▶ [INFORMATION GIVEN]
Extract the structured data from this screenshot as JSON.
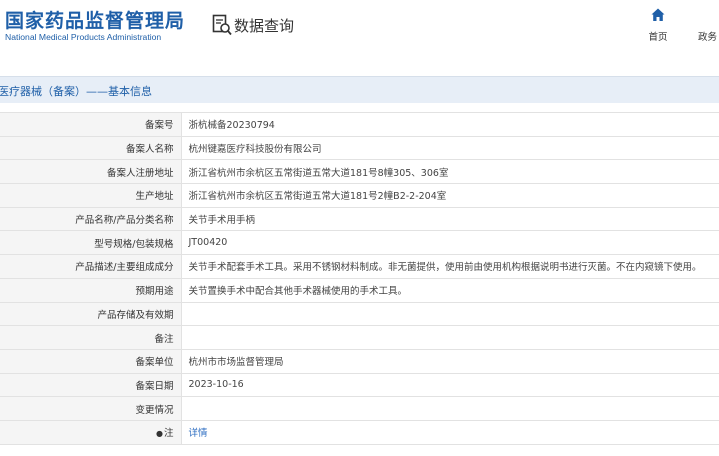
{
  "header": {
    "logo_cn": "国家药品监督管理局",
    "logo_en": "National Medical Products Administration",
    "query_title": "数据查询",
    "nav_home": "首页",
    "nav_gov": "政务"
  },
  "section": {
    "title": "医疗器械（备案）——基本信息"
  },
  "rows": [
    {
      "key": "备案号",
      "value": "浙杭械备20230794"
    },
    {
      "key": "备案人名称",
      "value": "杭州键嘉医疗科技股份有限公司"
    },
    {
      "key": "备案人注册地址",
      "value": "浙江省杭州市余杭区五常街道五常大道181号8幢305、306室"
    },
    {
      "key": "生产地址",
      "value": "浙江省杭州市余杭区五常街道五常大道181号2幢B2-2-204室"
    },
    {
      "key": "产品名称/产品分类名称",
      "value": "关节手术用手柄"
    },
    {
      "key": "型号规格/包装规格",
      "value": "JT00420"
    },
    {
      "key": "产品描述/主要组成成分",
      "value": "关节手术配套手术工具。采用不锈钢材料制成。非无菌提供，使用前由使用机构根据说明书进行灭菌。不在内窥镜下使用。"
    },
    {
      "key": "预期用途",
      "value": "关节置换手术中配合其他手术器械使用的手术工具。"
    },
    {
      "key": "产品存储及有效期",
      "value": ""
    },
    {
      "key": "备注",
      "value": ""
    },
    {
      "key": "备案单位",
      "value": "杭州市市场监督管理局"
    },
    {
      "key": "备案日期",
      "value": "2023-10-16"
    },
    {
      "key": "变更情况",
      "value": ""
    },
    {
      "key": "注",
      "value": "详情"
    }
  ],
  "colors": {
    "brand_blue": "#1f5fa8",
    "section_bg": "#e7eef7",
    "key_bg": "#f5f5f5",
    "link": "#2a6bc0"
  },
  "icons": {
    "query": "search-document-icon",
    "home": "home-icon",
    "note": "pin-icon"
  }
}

▶ [PROBLEM TO WORK ON] Please write out all of the material above without changing a word, and omit any pictures.

▶ [SOLUTION FOR THIS EXERCISE]
Extract the structured data from this screenshot as JSON.
{
  "header": {
    "logo_cn": "国家药品监督管理局",
    "logo_en": "National Medical Products Administration",
    "query_title": "数据查询",
    "nav_home": "首页",
    "nav_gov": "政务"
  },
  "section": {
    "title": "医疗器械（备案）——基本信息"
  },
  "rows": [
    {
      "key": "备案号",
      "value": "浙杭械备20230794"
    },
    {
      "key": "备案人名称",
      "value": "杭州键嘉医疗科技股份有限公司"
    },
    {
      "key": "备案人注册地址",
      "value": "浙江省杭州市余杭区五常街道五常大道181号8幢305、306室"
    },
    {
      "key": "生产地址",
      "value": "浙江省杭州市余杭区五常街道五常大道181号2幢B2-2-204室"
    },
    {
      "key": "产品名称/产品分类名称",
      "value": "关节手术用手柄"
    },
    {
      "key": "型号规格/包装规格",
      "value": "JT00420"
    },
    {
      "key": "产品描述/主要组成成分",
      "value": "关节手术配套手术工具。采用不锈钢材料制成。非无菌提供，使用前由使用机构根据说明书进行灭菌。不在内窥镜下使用。"
    },
    {
      "key": "预期用途",
      "value": "关节置换手术中配合其他手术器械使用的手术工具。"
    },
    {
      "key": "产品存储及有效期",
      "value": ""
    },
    {
      "key": "备注",
      "value": ""
    },
    {
      "key": "备案单位",
      "value": "杭州市市场监督管理局"
    },
    {
      "key": "备案日期",
      "value": "2023-10-16"
    },
    {
      "key": "变更情况",
      "value": ""
    },
    {
      "key": "注",
      "value": "详情"
    }
  ],
  "colors": {
    "brand_blue": "#1f5fa8",
    "section_bg": "#e7eef7",
    "key_bg": "#f5f5f5",
    "link": "#2a6bc0"
  },
  "icons": {
    "query": "search-document-icon",
    "home": "home-icon",
    "note": "pin-icon"
  }
}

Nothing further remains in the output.